Rows from a figure dataset
** begin **
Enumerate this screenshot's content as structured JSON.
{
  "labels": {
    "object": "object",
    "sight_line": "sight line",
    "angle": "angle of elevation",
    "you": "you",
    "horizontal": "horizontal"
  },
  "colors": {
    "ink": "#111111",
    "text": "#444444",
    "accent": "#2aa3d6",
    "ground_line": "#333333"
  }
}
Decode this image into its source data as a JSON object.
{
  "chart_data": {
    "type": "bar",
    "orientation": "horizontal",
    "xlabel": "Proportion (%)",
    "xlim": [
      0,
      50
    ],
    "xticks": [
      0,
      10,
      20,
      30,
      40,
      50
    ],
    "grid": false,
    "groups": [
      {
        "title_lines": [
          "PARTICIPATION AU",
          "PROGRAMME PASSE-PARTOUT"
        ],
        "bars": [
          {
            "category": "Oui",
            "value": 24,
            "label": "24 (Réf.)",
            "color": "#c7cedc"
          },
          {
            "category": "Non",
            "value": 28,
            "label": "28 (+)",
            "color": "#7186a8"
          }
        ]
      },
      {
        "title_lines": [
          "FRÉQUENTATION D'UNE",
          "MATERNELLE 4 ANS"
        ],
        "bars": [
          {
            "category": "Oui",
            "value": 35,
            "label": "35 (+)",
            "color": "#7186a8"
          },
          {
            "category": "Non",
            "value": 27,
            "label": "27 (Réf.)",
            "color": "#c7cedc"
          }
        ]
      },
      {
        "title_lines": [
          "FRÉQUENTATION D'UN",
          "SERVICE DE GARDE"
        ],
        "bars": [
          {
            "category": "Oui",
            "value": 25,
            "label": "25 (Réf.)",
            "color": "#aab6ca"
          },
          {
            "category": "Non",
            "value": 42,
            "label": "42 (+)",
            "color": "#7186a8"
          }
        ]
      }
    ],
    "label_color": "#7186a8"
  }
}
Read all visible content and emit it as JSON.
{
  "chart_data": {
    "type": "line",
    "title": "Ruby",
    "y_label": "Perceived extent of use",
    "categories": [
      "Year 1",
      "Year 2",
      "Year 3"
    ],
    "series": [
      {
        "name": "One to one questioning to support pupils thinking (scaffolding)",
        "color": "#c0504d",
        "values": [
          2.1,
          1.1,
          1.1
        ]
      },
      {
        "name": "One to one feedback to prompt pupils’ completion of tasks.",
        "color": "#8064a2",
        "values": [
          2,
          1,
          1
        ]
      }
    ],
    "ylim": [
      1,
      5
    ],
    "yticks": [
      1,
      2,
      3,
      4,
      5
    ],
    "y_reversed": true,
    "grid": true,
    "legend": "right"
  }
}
** end **
** begin **
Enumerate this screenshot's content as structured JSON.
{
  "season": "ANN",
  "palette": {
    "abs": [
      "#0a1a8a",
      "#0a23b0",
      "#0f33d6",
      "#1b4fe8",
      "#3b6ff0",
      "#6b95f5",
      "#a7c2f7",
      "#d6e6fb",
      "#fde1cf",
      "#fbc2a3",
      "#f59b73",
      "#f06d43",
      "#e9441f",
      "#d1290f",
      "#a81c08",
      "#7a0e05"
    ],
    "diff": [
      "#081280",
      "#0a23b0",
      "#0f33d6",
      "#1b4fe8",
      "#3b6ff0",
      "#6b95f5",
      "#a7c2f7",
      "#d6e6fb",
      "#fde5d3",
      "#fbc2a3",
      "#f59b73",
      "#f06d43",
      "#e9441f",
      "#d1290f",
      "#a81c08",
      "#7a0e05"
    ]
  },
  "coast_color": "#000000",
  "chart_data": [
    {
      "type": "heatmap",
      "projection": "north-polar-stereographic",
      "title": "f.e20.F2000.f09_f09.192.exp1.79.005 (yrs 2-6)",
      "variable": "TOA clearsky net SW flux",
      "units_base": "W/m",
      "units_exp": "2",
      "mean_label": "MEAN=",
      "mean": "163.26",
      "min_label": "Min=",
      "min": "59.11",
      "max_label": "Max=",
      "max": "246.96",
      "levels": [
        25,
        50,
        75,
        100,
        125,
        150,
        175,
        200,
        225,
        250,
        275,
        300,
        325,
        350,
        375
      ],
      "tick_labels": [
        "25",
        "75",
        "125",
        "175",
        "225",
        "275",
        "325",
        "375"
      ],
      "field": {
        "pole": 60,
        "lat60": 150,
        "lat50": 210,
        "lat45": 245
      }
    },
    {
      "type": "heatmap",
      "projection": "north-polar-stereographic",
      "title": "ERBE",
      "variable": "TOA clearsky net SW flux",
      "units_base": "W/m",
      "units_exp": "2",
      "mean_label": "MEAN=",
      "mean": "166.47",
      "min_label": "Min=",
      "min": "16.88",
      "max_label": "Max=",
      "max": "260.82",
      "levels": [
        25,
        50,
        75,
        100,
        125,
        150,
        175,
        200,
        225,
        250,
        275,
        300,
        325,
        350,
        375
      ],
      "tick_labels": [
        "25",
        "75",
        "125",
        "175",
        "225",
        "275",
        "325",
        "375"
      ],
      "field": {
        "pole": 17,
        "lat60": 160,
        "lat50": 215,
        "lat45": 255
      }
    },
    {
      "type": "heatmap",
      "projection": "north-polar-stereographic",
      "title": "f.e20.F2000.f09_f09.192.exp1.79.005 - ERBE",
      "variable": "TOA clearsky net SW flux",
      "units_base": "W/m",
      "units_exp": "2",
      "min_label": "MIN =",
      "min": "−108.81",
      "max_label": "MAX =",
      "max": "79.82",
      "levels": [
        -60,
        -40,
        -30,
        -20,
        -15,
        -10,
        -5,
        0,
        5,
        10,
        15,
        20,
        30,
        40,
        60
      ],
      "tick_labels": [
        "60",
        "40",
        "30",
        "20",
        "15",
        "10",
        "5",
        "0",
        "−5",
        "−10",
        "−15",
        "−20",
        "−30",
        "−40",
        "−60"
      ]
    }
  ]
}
** end **
** begin **
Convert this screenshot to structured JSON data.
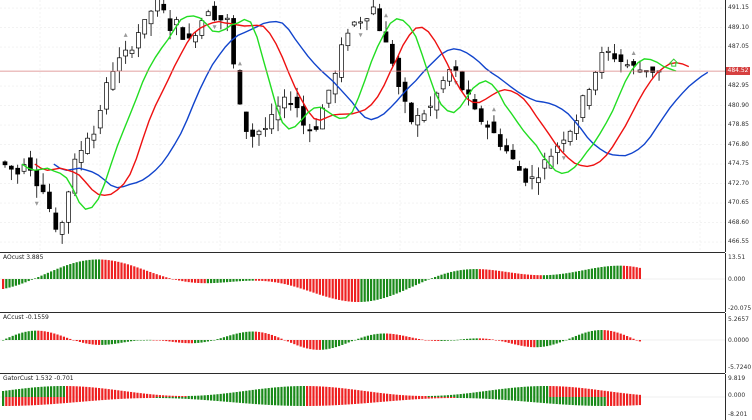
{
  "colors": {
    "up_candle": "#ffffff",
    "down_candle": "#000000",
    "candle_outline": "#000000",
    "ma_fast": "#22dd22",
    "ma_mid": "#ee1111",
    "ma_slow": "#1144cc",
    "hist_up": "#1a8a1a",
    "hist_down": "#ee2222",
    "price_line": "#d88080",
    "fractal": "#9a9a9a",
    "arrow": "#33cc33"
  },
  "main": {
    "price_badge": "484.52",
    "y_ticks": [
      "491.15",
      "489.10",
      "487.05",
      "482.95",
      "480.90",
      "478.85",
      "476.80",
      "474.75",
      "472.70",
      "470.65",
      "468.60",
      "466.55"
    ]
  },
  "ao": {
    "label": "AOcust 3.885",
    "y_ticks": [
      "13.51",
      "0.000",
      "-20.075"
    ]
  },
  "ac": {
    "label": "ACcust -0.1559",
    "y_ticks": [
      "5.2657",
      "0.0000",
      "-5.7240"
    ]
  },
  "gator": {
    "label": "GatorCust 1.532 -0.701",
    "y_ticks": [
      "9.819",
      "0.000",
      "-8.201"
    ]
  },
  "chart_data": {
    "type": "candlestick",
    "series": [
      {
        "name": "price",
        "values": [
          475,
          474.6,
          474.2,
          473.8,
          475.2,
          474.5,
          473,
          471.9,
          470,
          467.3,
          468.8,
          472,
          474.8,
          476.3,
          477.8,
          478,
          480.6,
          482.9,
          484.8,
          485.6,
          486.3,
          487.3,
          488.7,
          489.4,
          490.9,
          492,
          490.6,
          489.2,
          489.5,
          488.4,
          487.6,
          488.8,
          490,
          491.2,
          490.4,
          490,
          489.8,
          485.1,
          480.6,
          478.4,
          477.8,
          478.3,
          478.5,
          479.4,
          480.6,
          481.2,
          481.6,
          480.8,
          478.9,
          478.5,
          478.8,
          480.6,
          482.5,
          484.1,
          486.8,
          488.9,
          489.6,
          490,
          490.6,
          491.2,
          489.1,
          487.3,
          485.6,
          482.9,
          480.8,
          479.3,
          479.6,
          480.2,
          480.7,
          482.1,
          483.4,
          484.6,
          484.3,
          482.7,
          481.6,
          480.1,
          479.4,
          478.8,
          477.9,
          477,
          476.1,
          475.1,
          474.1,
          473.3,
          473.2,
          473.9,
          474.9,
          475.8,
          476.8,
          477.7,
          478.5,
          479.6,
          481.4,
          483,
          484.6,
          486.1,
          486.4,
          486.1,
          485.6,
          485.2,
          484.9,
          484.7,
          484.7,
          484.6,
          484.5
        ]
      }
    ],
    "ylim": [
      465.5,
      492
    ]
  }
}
** end **
• [SET PROBLEM] Only the number is required: the count of lines containing the word "horizontal".

• [WRITTEN ANSWER] 2